▶ **Your instructions**
Repeat the lines of the entries from the one holding "67, 1117, 152]" through the one holding "788, 734, 800]", inclusive, swapping "station-marker" for "site-marker" and changing nothing else.

-------- Available data --------

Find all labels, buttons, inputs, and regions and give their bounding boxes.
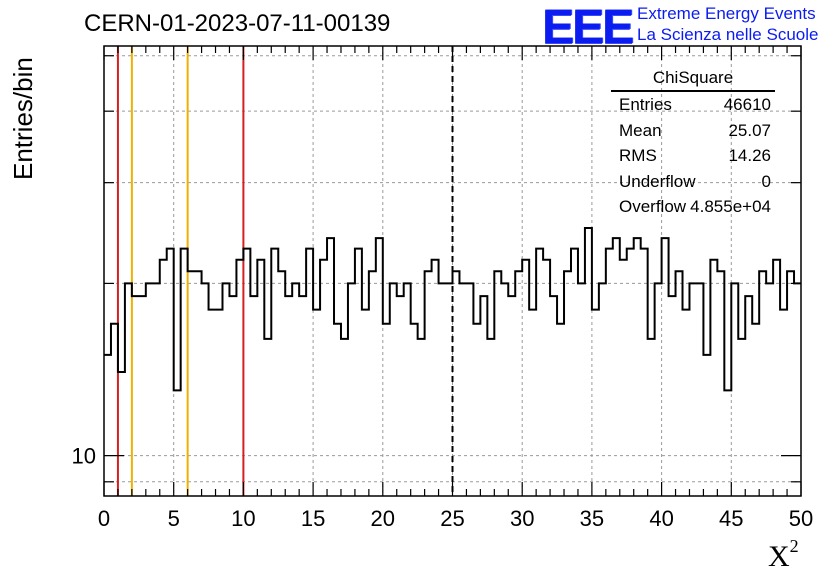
x-tick-label: 35 [580, 506, 604, 531]
histogram-series [104, 226, 801, 392]
stats-key: Overflow [619, 197, 687, 216]
chart-title: CERN-01-2023-07-11-00139 [84, 10, 391, 37]
stats-value: 14.26 [728, 146, 771, 165]
y-tick-label: 10 [72, 444, 96, 469]
x-tick-label: 45 [719, 506, 743, 531]
logo-subtitle-2: La Scienza nelle Scuole [637, 25, 819, 44]
x-tick-label: 20 [371, 506, 395, 531]
stats-key: Mean [619, 120, 662, 140]
x-tick-label: 10 [231, 506, 255, 531]
stats-key: Underflow [619, 171, 696, 191]
stats-row-entries: Entries 46610 [611, 92, 775, 118]
x-tick-label: 50 [789, 506, 813, 531]
x-tick-label: 40 [649, 506, 673, 531]
stats-value: 4.855e+04 [690, 197, 771, 216]
x-tick-label: 0 [98, 506, 110, 531]
stats-box: ChiSquare Entries 46610 Mean 25.07 RMS 1… [611, 66, 775, 220]
x-tick-label: 15 [301, 506, 325, 531]
x-tick-label: 5 [168, 506, 180, 531]
stats-row-mean: Mean 25.07 [611, 118, 775, 144]
stats-key: RMS [619, 146, 657, 165]
stats-value: 46610 [723, 95, 771, 114]
x-tick-label: 30 [510, 506, 534, 531]
eee-logo: EEE [542, 1, 634, 54]
x-axis-label: X2 [768, 536, 799, 574]
x-axis-label-sup: 2 [789, 536, 799, 556]
x-axis-label-text: X [768, 540, 790, 573]
x-tick-label: 25 [440, 506, 464, 531]
stats-value: 25.07 [728, 120, 771, 140]
stats-row-overflow: Overflow 4.855e+04 [611, 194, 775, 220]
logo-subtitle-1: Extreme Energy Events [637, 4, 816, 23]
stats-key: Entries [619, 95, 672, 114]
stats-title: ChiSquare [611, 66, 775, 92]
stats-value: 0 [761, 171, 771, 191]
stats-row-underflow: Underflow 0 [611, 169, 775, 195]
stats-row-rms: RMS 14.26 [611, 143, 775, 169]
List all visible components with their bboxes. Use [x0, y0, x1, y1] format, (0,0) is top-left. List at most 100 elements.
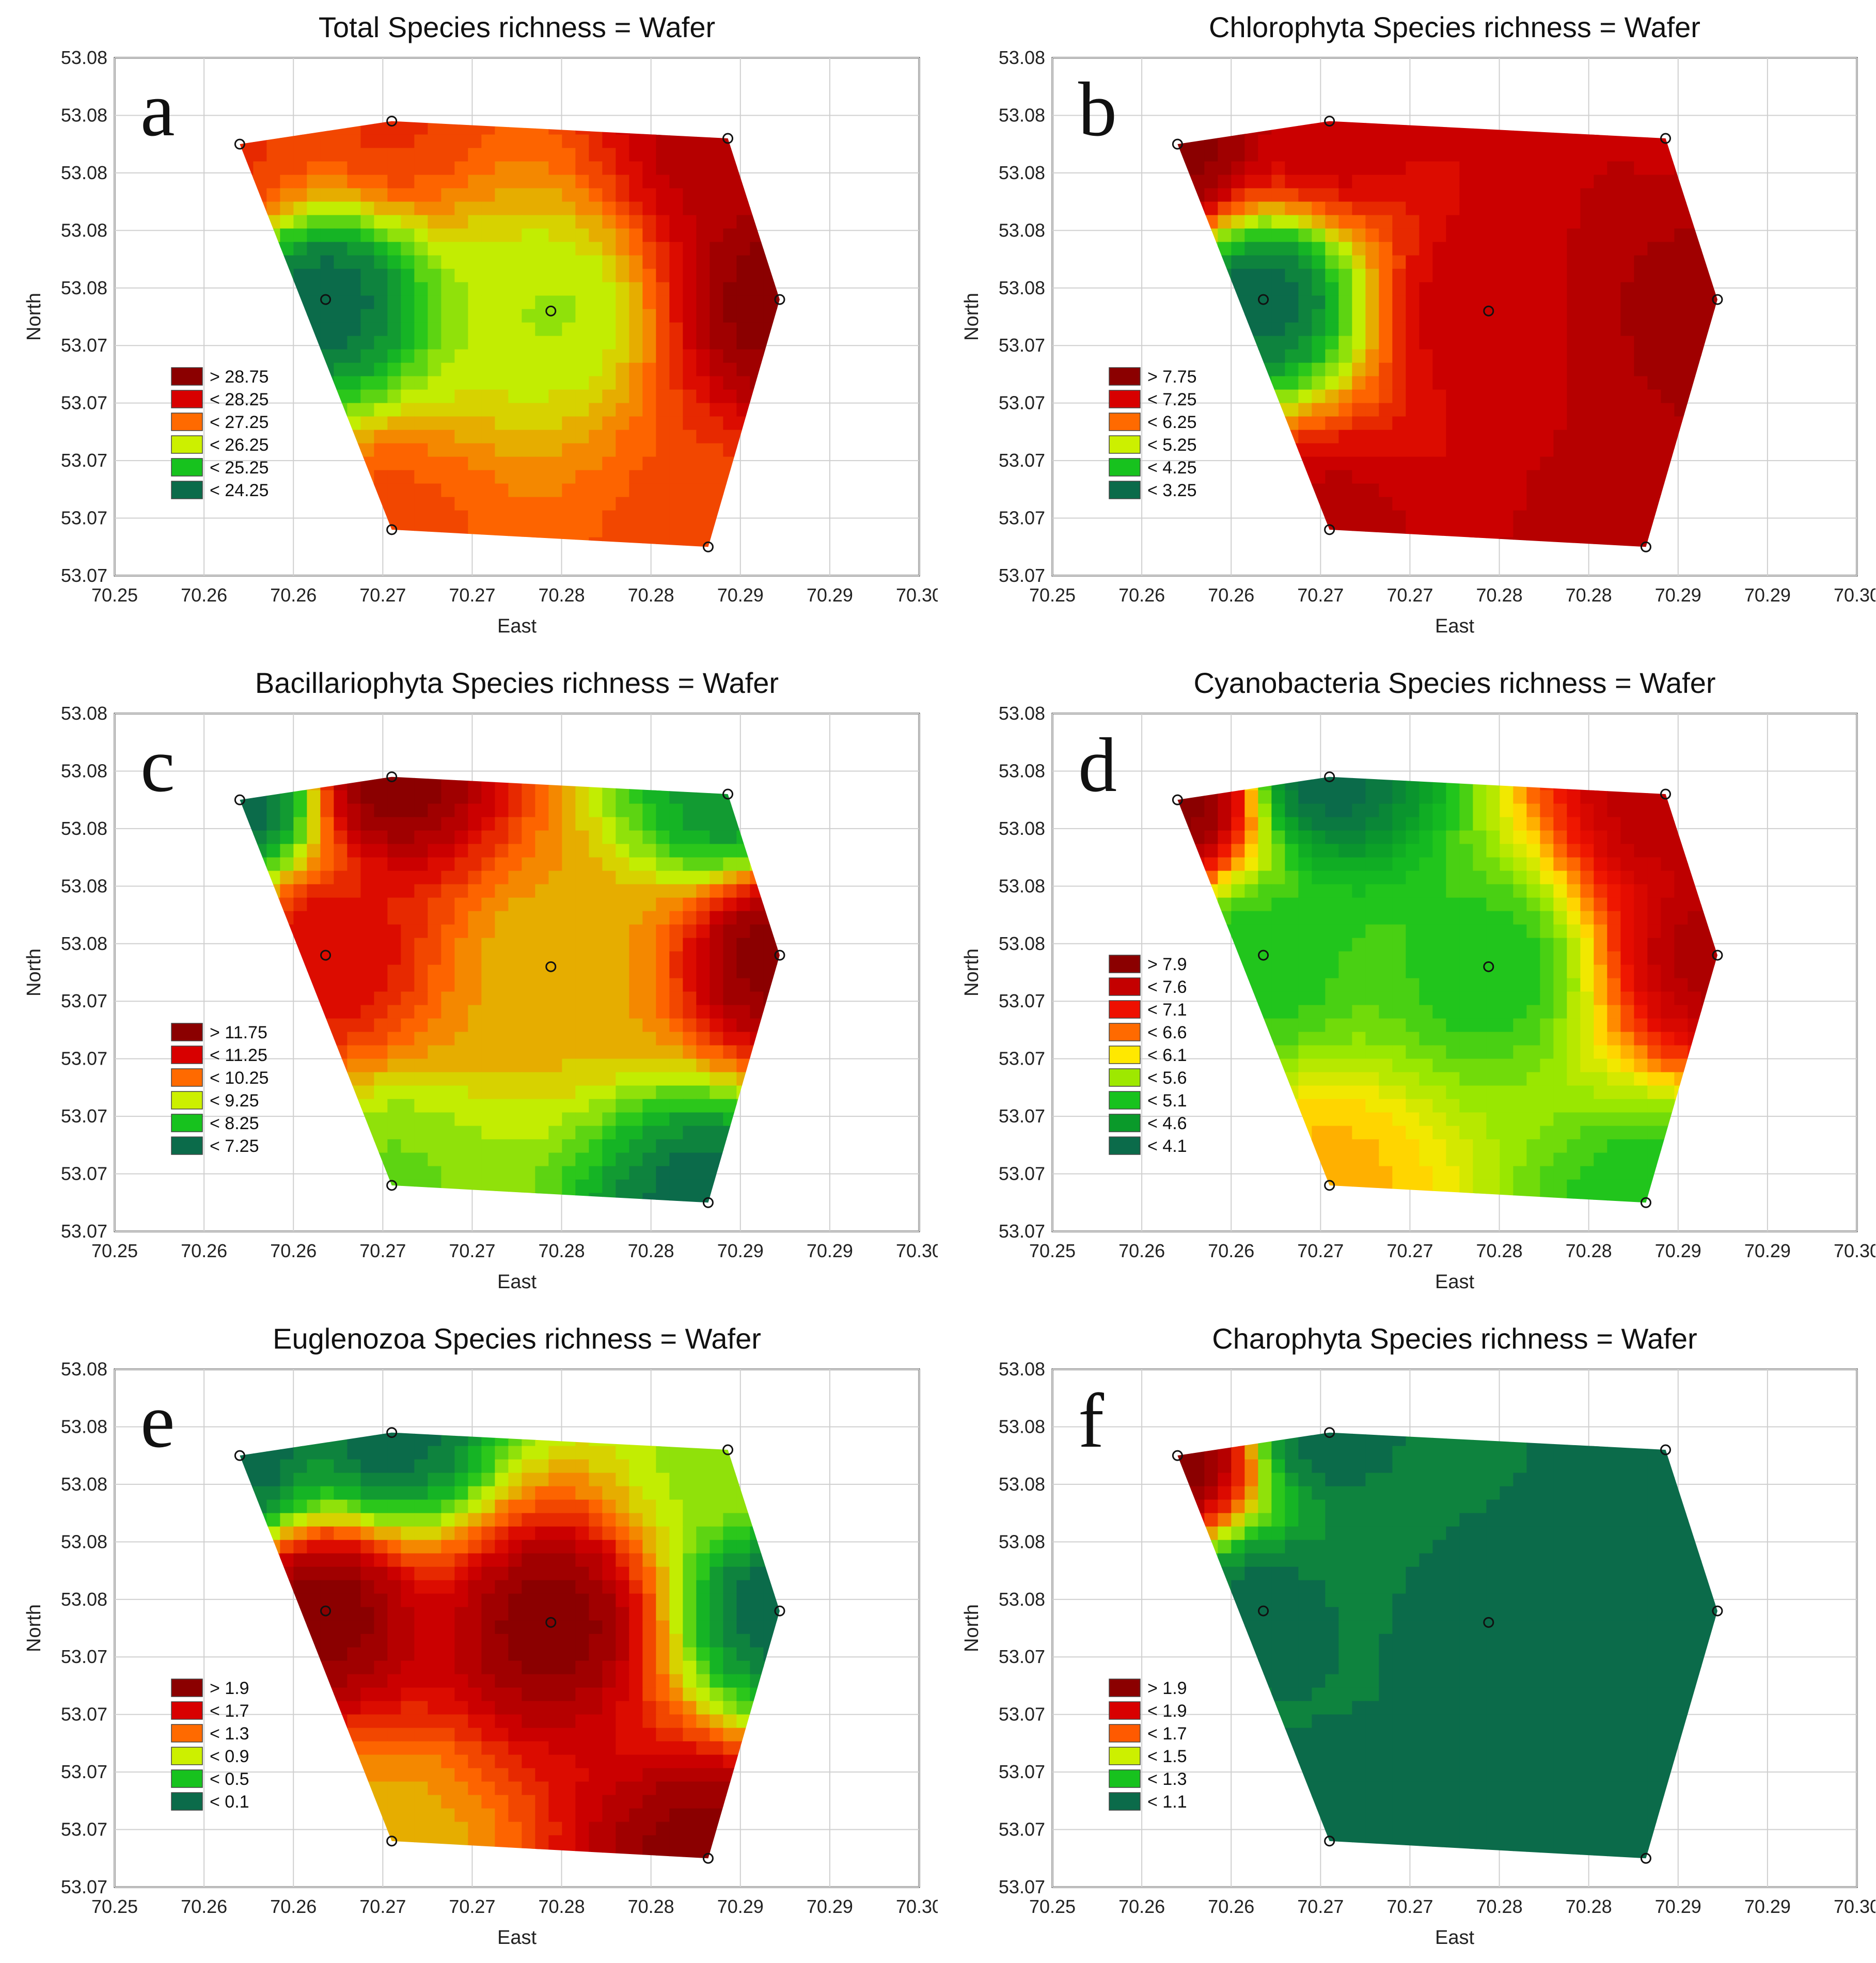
panel-letter: b	[1078, 67, 1117, 152]
y-tick-label: 53.07	[999, 1819, 1045, 1840]
y-tick-label: 53.08	[61, 1358, 107, 1380]
legend-label: < 1.3	[210, 1724, 249, 1744]
legend-swatch	[171, 1747, 203, 1765]
station-marker	[1172, 138, 1183, 150]
station-marker	[1640, 541, 1651, 552]
legend-label: < 25.25	[210, 458, 269, 478]
legend-label: < 6.1	[1147, 1046, 1187, 1065]
station-marker	[545, 305, 557, 316]
station-marker	[1483, 305, 1494, 316]
x-tick-label: 70.26	[1208, 584, 1254, 606]
y-axis-label: North	[23, 1604, 45, 1652]
x-tick-label: 70.29	[717, 584, 764, 606]
station-marker	[722, 788, 734, 800]
y-tick-label: 53.08	[999, 1358, 1045, 1380]
station-marker	[386, 524, 398, 535]
legend-swatch	[171, 413, 203, 431]
legend-label: < 1.3	[1147, 1769, 1187, 1789]
legend-swatch	[1109, 458, 1141, 477]
legend-label: < 1.7	[1147, 1724, 1187, 1744]
legend-label: < 24.25	[210, 481, 269, 500]
legend-label: < 4.25	[1147, 458, 1196, 478]
legend-swatch	[1109, 1136, 1141, 1155]
legend-swatch	[171, 1091, 203, 1110]
legend-swatch	[171, 390, 203, 408]
station-marker	[386, 1427, 398, 1438]
chart-panel-c: Bacillariophyta Species richness = Wafer…	[0, 656, 938, 1306]
x-tick-label: 70.26	[270, 584, 317, 606]
legend: > 11.75 < 11.25 < 10.25 < 9.25 < 8.25 < 7.25	[171, 1023, 269, 1156]
legend-swatch	[171, 481, 203, 499]
legend-swatch	[1109, 1000, 1141, 1019]
station-marker	[1483, 1617, 1494, 1628]
y-tick-label: 53.08	[61, 818, 107, 839]
legend-label: < 4.6	[1147, 1114, 1187, 1133]
x-axis-label: East	[497, 1271, 537, 1293]
panel-letter: c	[140, 722, 175, 808]
station-marker	[1712, 949, 1723, 961]
x-tick-label: 70.26	[270, 1240, 317, 1261]
x-tick-label: 70.30	[896, 584, 938, 606]
y-tick-label: 53.08	[999, 219, 1045, 241]
station-marker	[1324, 771, 1335, 783]
x-tick-label: 70.28	[628, 1896, 674, 1917]
x-tick-label: 70.30	[896, 1896, 938, 1917]
x-tick-label: 70.29	[1655, 1240, 1701, 1261]
y-tick-label: 53.08	[999, 760, 1045, 781]
station-marker	[702, 541, 714, 552]
legend: > 7.9 < 7.6 < 7.1 < 6.6 < 6.1 < 5.6 < 5.1 < 4.6…	[1109, 955, 1187, 1156]
y-axis-label: North	[23, 948, 45, 996]
y-tick-label: 53.07	[999, 450, 1045, 471]
legend-swatch	[1109, 1724, 1141, 1743]
x-tick-label: 70.25	[91, 584, 138, 606]
legend-label: < 7.6	[1147, 977, 1187, 997]
y-tick-label: 53.08	[61, 760, 107, 781]
y-tick-label: 53.08	[999, 933, 1045, 954]
y-tick-label: 53.08	[999, 703, 1045, 724]
station-marker	[702, 1197, 714, 1208]
y-tick-label: 53.08	[61, 47, 107, 68]
y-tick-label: 53.07	[61, 392, 107, 414]
x-tick-label: 70.27	[449, 1240, 495, 1261]
legend-swatch	[171, 1792, 203, 1811]
x-tick-label: 70.26	[1118, 1240, 1165, 1261]
y-tick-label: 53.07	[999, 335, 1045, 356]
y-tick-label: 53.08	[999, 818, 1045, 839]
legend-swatch	[171, 1679, 203, 1697]
legend-swatch	[1109, 1769, 1141, 1788]
x-tick-label: 70.27	[449, 1896, 495, 1917]
legend-swatch	[1109, 1068, 1141, 1087]
y-tick-label: 53.08	[999, 47, 1045, 68]
legend-label: < 3.25	[1147, 481, 1196, 500]
station-marker	[320, 1605, 332, 1617]
station-marker	[774, 294, 785, 305]
y-tick-label: 53.07	[61, 1163, 107, 1184]
x-tick-label: 70.26	[1118, 1896, 1165, 1917]
chart-title: Chlorophyta Species richness = Wafer	[1209, 11, 1700, 43]
x-tick-label: 70.27	[359, 1896, 406, 1917]
legend-swatch	[1109, 1091, 1141, 1110]
x-tick-label: 70.29	[807, 584, 853, 606]
legend: > 1.9 < 1.9 < 1.7 < 1.5 < 1.3 < 1.1	[1109, 1679, 1187, 1812]
chart-svg-c: Bacillariophyta Species richness = Wafer…	[23, 667, 938, 1293]
legend-swatch	[171, 367, 203, 386]
x-tick-label: 70.29	[1655, 584, 1701, 606]
y-tick-label: 53.08	[61, 277, 107, 298]
y-tick-label: 53.07	[61, 1761, 107, 1782]
x-tick-label: 70.27	[449, 584, 495, 606]
x-axis-label: East	[1435, 615, 1474, 637]
legend-label: < 9.25	[210, 1091, 259, 1111]
x-tick-label: 70.27	[359, 1240, 406, 1261]
legend-label: < 1.9	[1147, 1701, 1187, 1721]
chart-title: Euglenozoa Species richness = Wafer	[273, 1322, 761, 1355]
y-tick-label: 53.07	[999, 392, 1045, 414]
station-marker	[1324, 1427, 1335, 1438]
y-tick-label: 53.07	[999, 1163, 1045, 1184]
chart-panel-a: Total Species richness = Wafer 70.25 70.26…	[0, 0, 938, 651]
x-tick-label: 70.28	[539, 1240, 585, 1261]
x-tick-label: 70.28	[628, 1240, 674, 1261]
x-tick-label: 70.27	[1297, 584, 1344, 606]
legend-swatch	[171, 1023, 203, 1041]
station-marker	[1258, 949, 1269, 961]
legend-label: < 4.1	[1147, 1136, 1187, 1156]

--------

▶ **Correct result**
panel-letter: b	[1078, 67, 1117, 152]
y-tick-label: 53.07	[999, 1819, 1045, 1840]
y-tick-label: 53.08	[61, 1358, 107, 1380]
legend-label: < 1.3	[210, 1724, 249, 1744]
legend-swatch	[171, 1747, 203, 1765]
site-marker	[1172, 138, 1183, 150]
site-marker	[1640, 541, 1651, 552]
legend-label: < 25.25	[210, 458, 269, 478]
legend-label: < 6.1	[1147, 1046, 1187, 1065]
site-marker	[545, 305, 557, 316]
site-marker	[1483, 305, 1494, 316]
x-tick-label: 70.26	[1208, 584, 1254, 606]
y-axis-label: North	[23, 1604, 45, 1652]
x-tick-label: 70.29	[717, 584, 764, 606]
site-marker	[722, 788, 734, 800]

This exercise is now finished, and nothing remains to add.